__The exercise__: Output the material word for word. Leave each picture out.

Dataset items:
==================================================
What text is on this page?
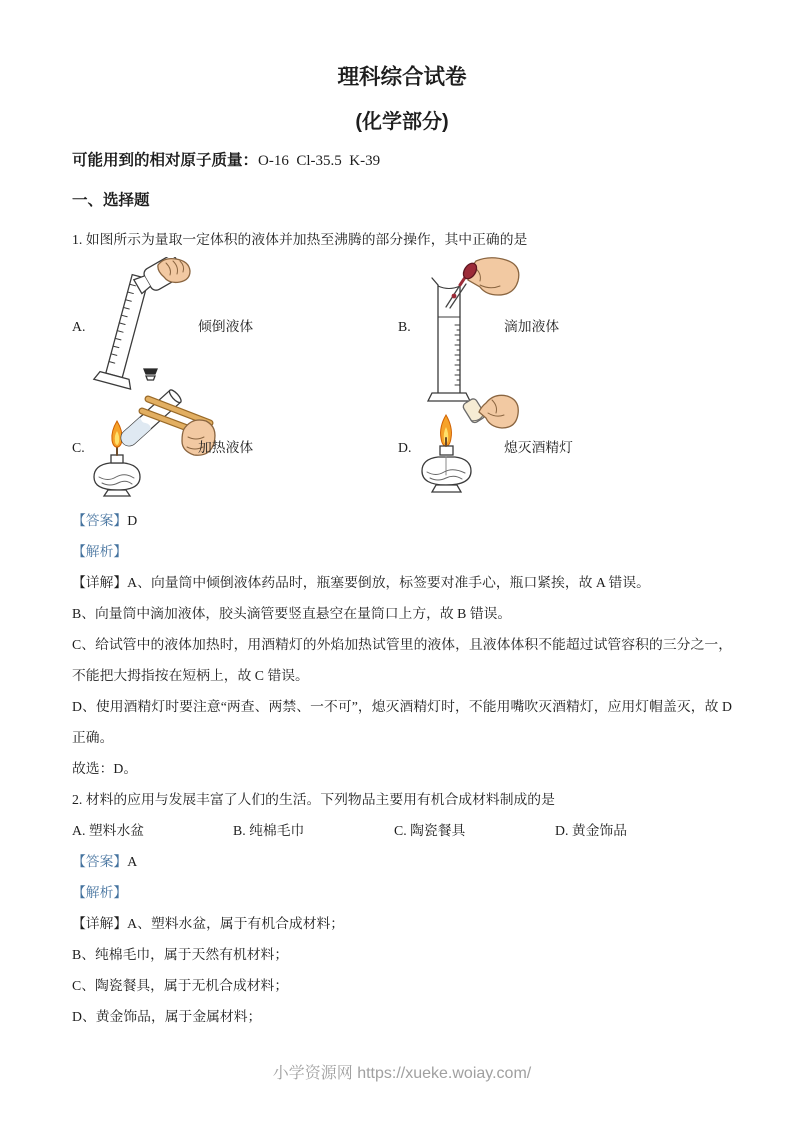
理科综合试卷
(化学部分)

可能用到的相对原子质量：O-16  Cl-35.5  K-39

一、选择题

1. 如图所示为量取一定体积的液体并加热至沸腾的部分操作，其中正确的是

A.	倾倒液体	B.	滴加液体
C.	加热液体	D.	熄灭酒精灯

【答案】D

【解析】

【详解】A、向量筒中倾倒液体药品时，瓶塞要倒放，标签要对准手心，瓶口紧挨，故 A 错误。

B、向量筒中滴加液体，胶头滴管要竖直悬空在量筒口上方，故 B 错误。

C、给试管中的液体加热时，用酒精灯的外焰加热试管里的液体，且液体体积不能超过试管容积的三分之一，不能把大拇指按在短柄上，故 C 错误。

D、使用酒精灯时要注意“两查、两禁、一不可”，熄灭酒精灯时，不能用嘴吹灭酒精灯，应用灯帽盖灭，故 D 正确。

故选：D。

2. 材料的应用与发展丰富了人们的生活。下列物品主要用有机合成材料制成的是

A. 塑料水盆	B. 纯棉毛巾	C. 陶瓷餐具	D. 黄金饰品

【答案】A

【解析】

【详解】A、塑料水盆，属于有机合成材料；

B、纯棉毛巾，属于天然有机材料；

C、陶瓷餐具，属于无机合成材料；

D、黄金饰品，属于金属材料；

小学资源网 https://xueke.woiay.com/
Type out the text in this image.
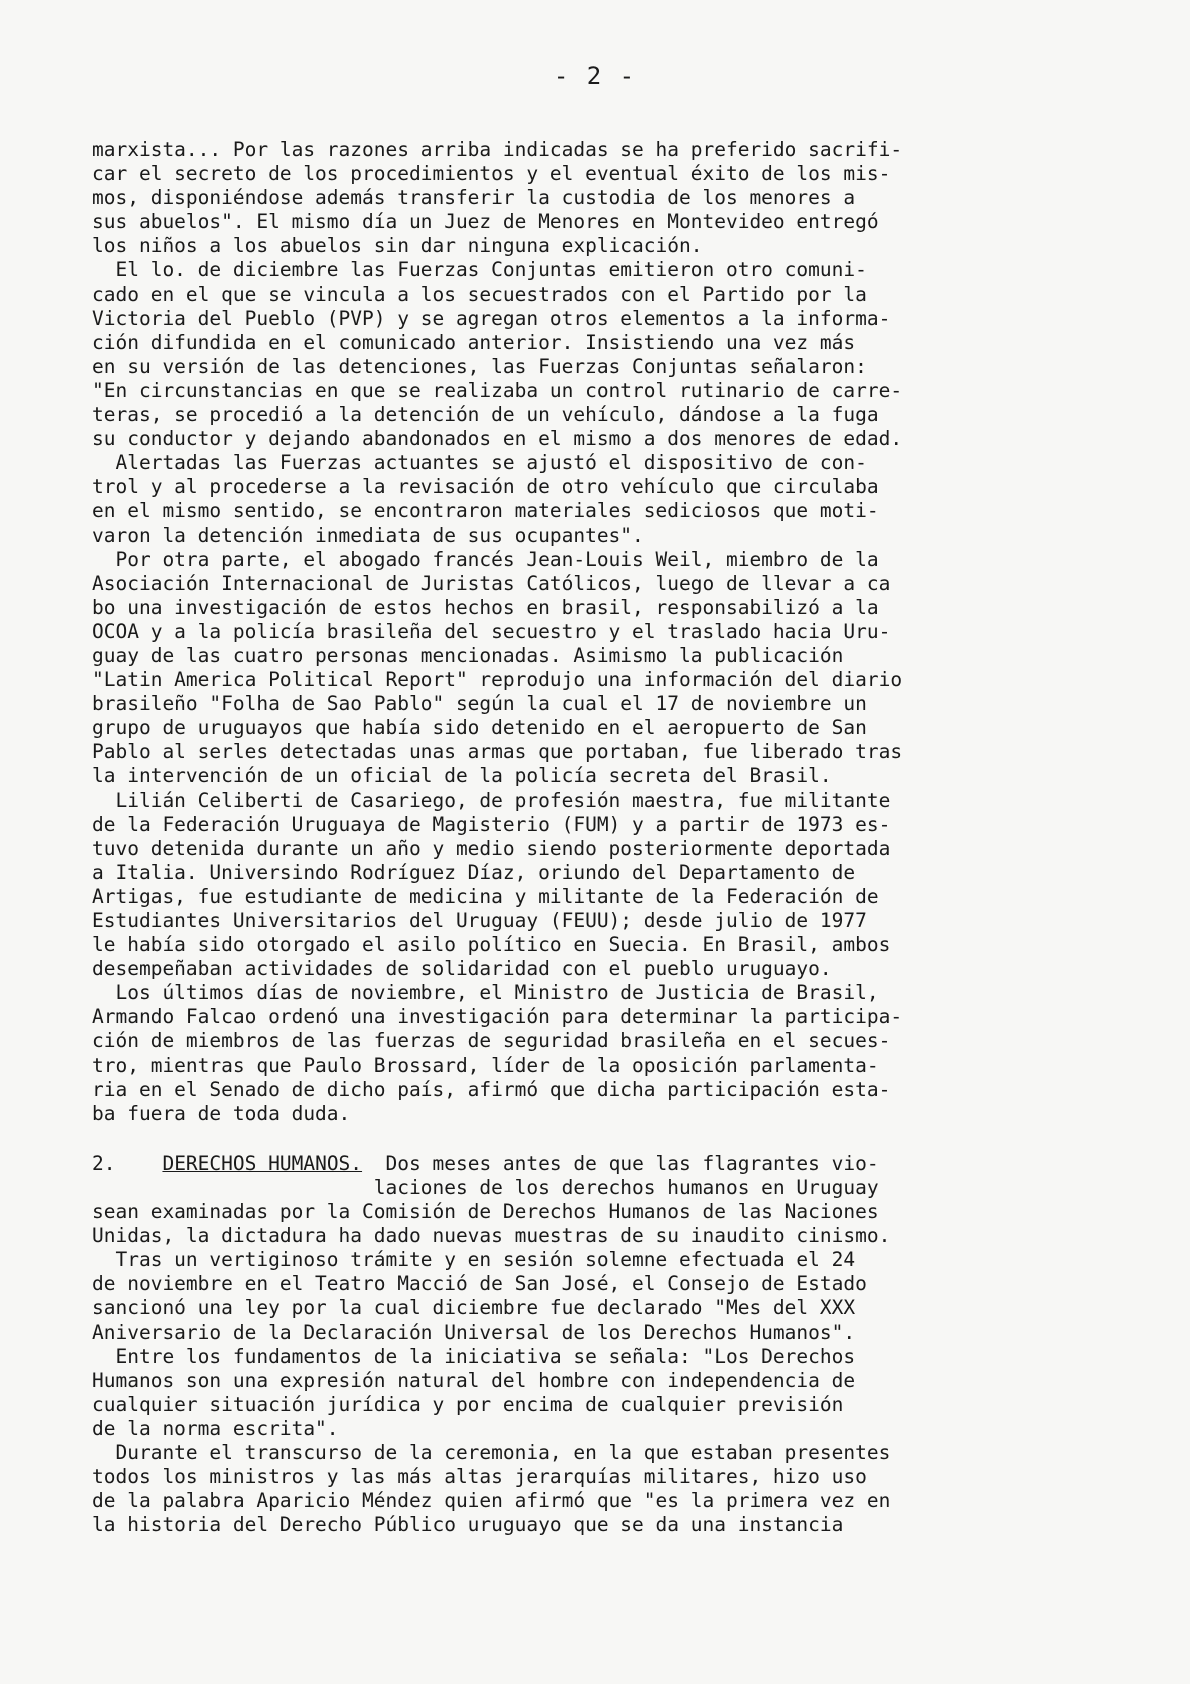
- 2 -
marxista... Por las razones arriba indicadas se ha preferido sacrifi-
car el secreto de los procedimientos y el eventual éxito de los mis-
mos, disponiéndose además transferir la custodia de los menores a
sus abuelos". El mismo día un Juez de Menores en Montevideo entregó
los niños a los abuelos sin dar ninguna explicación.
El lo. de diciembre las Fuerzas Conjuntas emitieron otro comuni-
cado en el que se vincula a los secuestrados con el Partido por la
Victoria del Pueblo (PVP) y se agregan otros elementos a la informa-
ción difundida en el comunicado anterior. Insistiendo una vez más
en su versión de las detenciones, las Fuerzas Conjuntas señalaron:
"En circunstancias en que se realizaba un control rutinario de carre-
teras, se procedió a la detención de un vehículo, dándose a la fuga
su conductor y dejando abandonados en el mismo a dos menores de edad.
Alertadas las Fuerzas actuantes se ajustó el dispositivo de con-
trol y al procederse a la revisación de otro vehículo que circulaba
en el mismo sentido, se encontraron materiales sediciosos que moti-
varon la detención inmediata de sus ocupantes".
Por otra parte, el abogado francés Jean-Louis Weil, miembro de la
Asociación Internacional de Juristas Católicos, luego de llevar a ca
bo una investigación de estos hechos en brasil, responsabilizó a la
OCOA y a la policía brasileña del secuestro y el traslado hacia Uru-
guay de las cuatro personas mencionadas. Asimismo la publicación
"Latin America Political Report" reprodujo una información del diario
brasileño "Folha de Sao Pablo" según la cual el 17 de noviembre un
grupo de uruguayos que había sido detenido en el aeropuerto de San
Pablo al serles detectadas unas armas que portaban, fue liberado tras
la intervención de un oficial de la policía secreta del Brasil.
Lilián Celiberti de Casariego, de profesión maestra, fue militante
de la Federación Uruguaya de Magisterio (FUM) y a partir de 1973 es-
tuvo detenida durante un año y medio siendo posteriormente deportada
a Italia. Universindo Rodríguez Díaz, oriundo del Departamento de
Artigas, fue estudiante de medicina y militante de la Federación de
Estudiantes Universitarios del Uruguay (FEUU); desde julio de 1977
le había sido otorgado el asilo político en Suecia. En Brasil, ambos
desempeñaban actividades de solidaridad con el pueblo uruguayo.
Los últimos días de noviembre, el Ministro de Justicia de Brasil,
Armando Falcao ordenó una investigación para determinar la participa-
ción de miembros de las fuerzas de seguridad brasileña en el secues-
tro, mientras que Paulo Brossard, líder de la oposición parlamenta-
ria en el Senado de dicho país, afirmó que dicha participación esta-
ba fuera de toda duda.
2. DERECHOS HUMANOS.  Dos meses antes de que las flagrantes vio-
laciones de los derechos humanos en Uruguay
sean examinadas por la Comisión de Derechos Humanos de las Naciones
Unidas, la dictadura ha dado nuevas muestras de su inaudito cinismo.
Tras un vertiginoso trámite y en sesión solemne efectuada el 24
de noviembre en el Teatro Macció de San José, el Consejo de Estado
sancionó una ley por la cual diciembre fue declarado "Mes del XXX
Aniversario de la Declaración Universal de los Derechos Humanos".
Entre los fundamentos de la iniciativa se señala: "Los Derechos
Humanos son una expresión natural del hombre con independencia de
cualquier situación jurídica y por encima de cualquier previsión
de la norma escrita".
Durante el transcurso de la ceremonia, en la que estaban presentes
todos los ministros y las más altas jerarquías militares, hizo uso
de la palabra Aparicio Méndez quien afirmó que "es la primera vez en
la historia del Derecho Público uruguayo que se da una instancia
==================================================
__Answer to the task__:
What text is on this page?
理科综合试卷
(化学部分)

可能用到的相对原子质量：O-16  Cl-35.5  K-39

一、选择题

1. 如图所示为量取一定体积的液体并加热至沸腾的部分操作，其中正确的是

A.	倾倒液体	B.	滴加液体
C.	加热液体	D.	熄灭酒精灯

【答案】D

【解析】

【详解】A、向量筒中倾倒液体药品时，瓶塞要倒放，标签要对准手心，瓶口紧挨，故 A 错误。

B、向量筒中滴加液体，胶头滴管要竖直悬空在量筒口上方，故 B 错误。

C、给试管中的液体加热时，用酒精灯的外焰加热试管里的液体，且液体体积不能超过试管容积的三分之一，不能把大拇指按在短柄上，故 C 错误。

D、使用酒精灯时要注意“两查、两禁、一不可”，熄灭酒精灯时，不能用嘴吹灭酒精灯，应用灯帽盖灭，故 D 正确。

故选：D。

2. 材料的应用与发展丰富了人们的生活。下列物品主要用有机合成材料制成的是

A. 塑料水盆	B. 纯棉毛巾	C. 陶瓷餐具	D. 黄金饰品

【答案】A

【解析】

【详解】A、塑料水盆，属于有机合成材料；

B、纯棉毛巾，属于天然有机材料；

C、陶瓷餐具，属于无机合成材料；

D、黄金饰品，属于金属材料；

小学资源网 https://xueke.woiay.com/
Type out the text in this image.
- 2 -
marxista... Por las razones arriba indicadas se ha preferido sacrifi-
car el secreto de los procedimientos y el eventual éxito de los mis-
mos, disponiéndose además transferir la custodia de los menores a
sus abuelos". El mismo día un Juez de Menores en Montevideo entregó
los niños a los abuelos sin dar ninguna explicación.
El lo. de diciembre las Fuerzas Conjuntas emitieron otro comuni-
cado en el que se vincula a los secuestrados con el Partido por la
Victoria del Pueblo (PVP) y se agregan otros elementos a la informa-
ción difundida en el comunicado anterior. Insistiendo una vez más
en su versión de las detenciones, las Fuerzas Conjuntas señalaron:
"En circunstancias en que se realizaba un control rutinario de carre-
teras, se procedió a la detención de un vehículo, dándose a la fuga
su conductor y dejando abandonados en el mismo a dos menores de edad.
Alertadas las Fuerzas actuantes se ajustó el dispositivo de con-
trol y al procederse a la revisación de otro vehículo que circulaba
en el mismo sentido, se encontraron materiales sediciosos que moti-
varon la detención inmediata de sus ocupantes".
Por otra parte, el abogado francés Jean-Louis Weil, miembro de la
Asociación Internacional de Juristas Católicos, luego de llevar a ca
bo una investigación de estos hechos en brasil, responsabilizó a la
OCOA y a la policía brasileña del secuestro y el traslado hacia Uru-
guay de las cuatro personas mencionadas. Asimismo la publicación
"Latin America Political Report" reprodujo una información del diario
brasileño "Folha de Sao Pablo" según la cual el 17 de noviembre un
grupo de uruguayos que había sido detenido en el aeropuerto de San
Pablo al serles detectadas unas armas que portaban, fue liberado tras
la intervención de un oficial de la policía secreta del Brasil.
Lilián Celiberti de Casariego, de profesión maestra, fue militante
de la Federación Uruguaya de Magisterio (FUM) y a partir de 1973 es-
tuvo detenida durante un año y medio siendo posteriormente deportada
a Italia. Universindo Rodríguez Díaz, oriundo del Departamento de
Artigas, fue estudiante de medicina y militante de la Federación de
Estudiantes Universitarios del Uruguay (FEUU); desde julio de 1977
le había sido otorgado el asilo político en Suecia. En Brasil, ambos
desempeñaban actividades de solidaridad con el pueblo uruguayo.
Los últimos días de noviembre, el Ministro de Justicia de Brasil,
Armando Falcao ordenó una investigación para determinar la participa-
ción de miembros de las fuerzas de seguridad brasileña en el secues-
tro, mientras que Paulo Brossard, líder de la oposición parlamenta-
ria en el Senado de dicho país, afirmó que dicha participación esta-
ba fuera de toda duda.
2. DERECHOS HUMANOS.  Dos meses antes de que las flagrantes vio-
laciones de los derechos humanos en Uruguay
sean examinadas por la Comisión de Derechos Humanos de las Naciones
Unidas, la dictadura ha dado nuevas muestras de su inaudito cinismo.
Tras un vertiginoso trámite y en sesión solemne efectuada el 24
de noviembre en el Teatro Macció de San José, el Consejo de Estado
sancionó una ley por la cual diciembre fue declarado "Mes del XXX
Aniversario de la Declaración Universal de los Derechos Humanos".
Entre los fundamentos de la iniciativa se señala: "Los Derechos
Humanos son una expresión natural del hombre con independencia de
cualquier situación jurídica y por encima de cualquier previsión
de la norma escrita".
Durante el transcurso de la ceremonia, en la que estaban presentes
todos los ministros y las más altas jerarquías militares, hizo uso
de la palabra Aparicio Méndez quien afirmó que "es la primera vez en
la historia del Derecho Público uruguayo que se da una instancia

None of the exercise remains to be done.